:: Exercise goal ::
Below is a block of entries, which should be copied verbatim apart from the pictures.

Text content records for pages

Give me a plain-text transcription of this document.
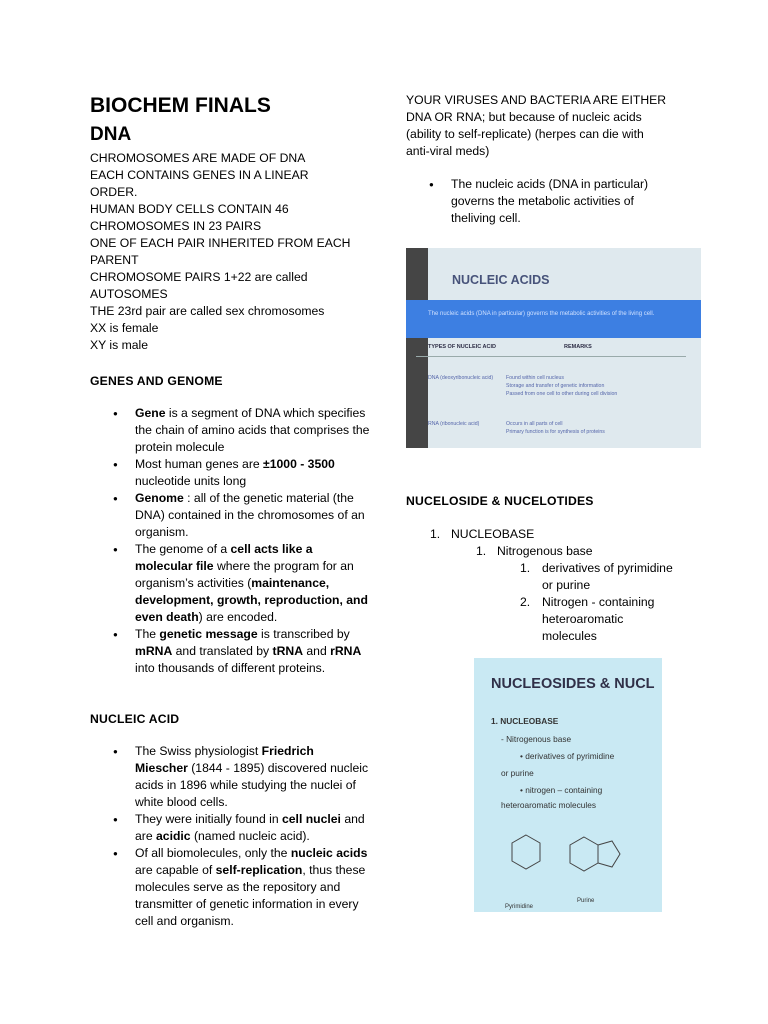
BIOCHEM FINALS
DNA
CHROMOSOMES ARE MADE OF DNA
EACH CONTAINS GENES IN A LINEAR
ORDER.
HUMAN BODY CELLS CONTAIN 46
CHROMOSOMES IN 23 PAIRS
ONE OF EACH PAIR INHERITED FROM EACH
PARENT
CHROMOSOME PAIRS 1+22 are called
AUTOSOMES
THE 23rd pair are called sex chromosomes
XX is female
XY is male
GENES AND GENOME
● Gene is a segment of DNA which specifies the chain of amino acids that comprises the protein molecule
● Most human genes are ±1000 - 3500 nucleotide units long
● Genome : all of the genetic material (the DNA) contained in the chromosomes of an organism.
● The genome of a cell acts like a molecular file where the program for an organism’s activities (maintenance, development, growth, reproduction, and even death) are encoded.
● The genetic message is transcribed by mRNA and translated by tRNA and rRNA into thousands of different proteins.
NUCLEIC ACID
● The Swiss physiologist Friedrich Miescher (1844 - 1895) discovered nucleic acids in 1896 while studying the nuclei of white blood cells.
● They were initially found in cell nuclei and are acidic (named nucleic acid).
● Of all biomolecules, only the nucleic acids are capable of self-replication, thus these molecules serve as the repository and transmitter of genetic information in every cell and organism.
YOUR VIRUSES AND BACTERIA ARE EITHER
DNA OR RNA; but because of nucleic acids
(ability to self-replicate) (herpes can die with
anti-viral meds)
● The nucleic acids (DNA in particular)
governs the metabolic activities of
theliving cell.
NUCLEIC ACIDS
The nucleic acids (DNA in particular) governs the metabolic activities of the living cell.
TYPES OF NUCLEIC ACID	REMARKS
DNA (deoxyribonucleic acid)	Found within cell nucleus
Storage and transfer of genetic information
Passed from one cell to other during cell division
RNA (ribonucleic acid)	Occurs in all parts of cell
Primary function is for synthesis of proteins
NUCELOSIDE & NUCELOTIDES
1. NUCLEOBASE
1. Nitrogenous base
1. derivatives of pyrimidine
or purine
2. Nitrogen - containing
heteroaromatic
molecules
NUCLEOSIDES & NUCL
1. NUCLEOBASE
- Nitrogenous base
• derivatives of pyrimidine
or purine
• nitrogen – containing
heteroaromatic molecules
Pyrimidine
Purine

:: Reply to the task ::
Give me a plain-text transcription of this document.
BIOCHEM FINALS
DNA
CHROMOSOMES ARE MADE OF DNA
EACH CONTAINS GENES IN A LINEAR
ORDER.
HUMAN BODY CELLS CONTAIN 46
CHROMOSOMES IN 23 PAIRS
ONE OF EACH PAIR INHERITED FROM EACH
PARENT
CHROMOSOME PAIRS 1+22 are called
AUTOSOMES
THE 23rd pair are called sex chromosomes
XX is female
XY is male
GENES AND GENOME
● Gene is a segment of DNA which specifies the chain of amino acids that comprises the protein molecule
● Most human genes are ±1000 - 3500 nucleotide units long
● Genome : all of the genetic material (the DNA) contained in the chromosomes of an organism.
● The genome of a cell acts like a molecular file where the program for an organism’s activities (maintenance, development, growth, reproduction, and even death) are encoded.
● The genetic message is transcribed by mRNA and translated by tRNA and rRNA into thousands of different proteins.
NUCLEIC ACID
● The Swiss physiologist Friedrich Miescher (1844 - 1895) discovered nucleic acids in 1896 while studying the nuclei of white blood cells.
● They were initially found in cell nuclei and are acidic (named nucleic acid).
● Of all biomolecules, only the nucleic acids are capable of self-replication, thus these molecules serve as the repository and transmitter of genetic information in every cell and organism.
YOUR VIRUSES AND BACTERIA ARE EITHER
DNA OR RNA; but because of nucleic acids
(ability to self-replicate) (herpes can die with
anti-viral meds)
● The nucleic acids (DNA in particular)
governs the metabolic activities of
theliving cell.
NUCLEIC ACIDS
The nucleic acids (DNA in particular) governs the metabolic activities of the living cell.
TYPES OF NUCLEIC ACID	REMARKS
DNA (deoxyribonucleic acid)	Found within cell nucleus
Storage and transfer of genetic information
Passed from one cell to other during cell division
RNA (ribonucleic acid)	Occurs in all parts of cell
Primary function is for synthesis of proteins
NUCELOSIDE & NUCELOTIDES
1. NUCLEOBASE
1. Nitrogenous base
1. derivatives of pyrimidine
or purine
2. Nitrogen - containing
heteroaromatic
molecules
NUCLEOSIDES & NUCL
1. NUCLEOBASE
- Nitrogenous base
• derivatives of pyrimidine
or purine
• nitrogen – containing
heteroaromatic molecules
Pyrimidine
Purine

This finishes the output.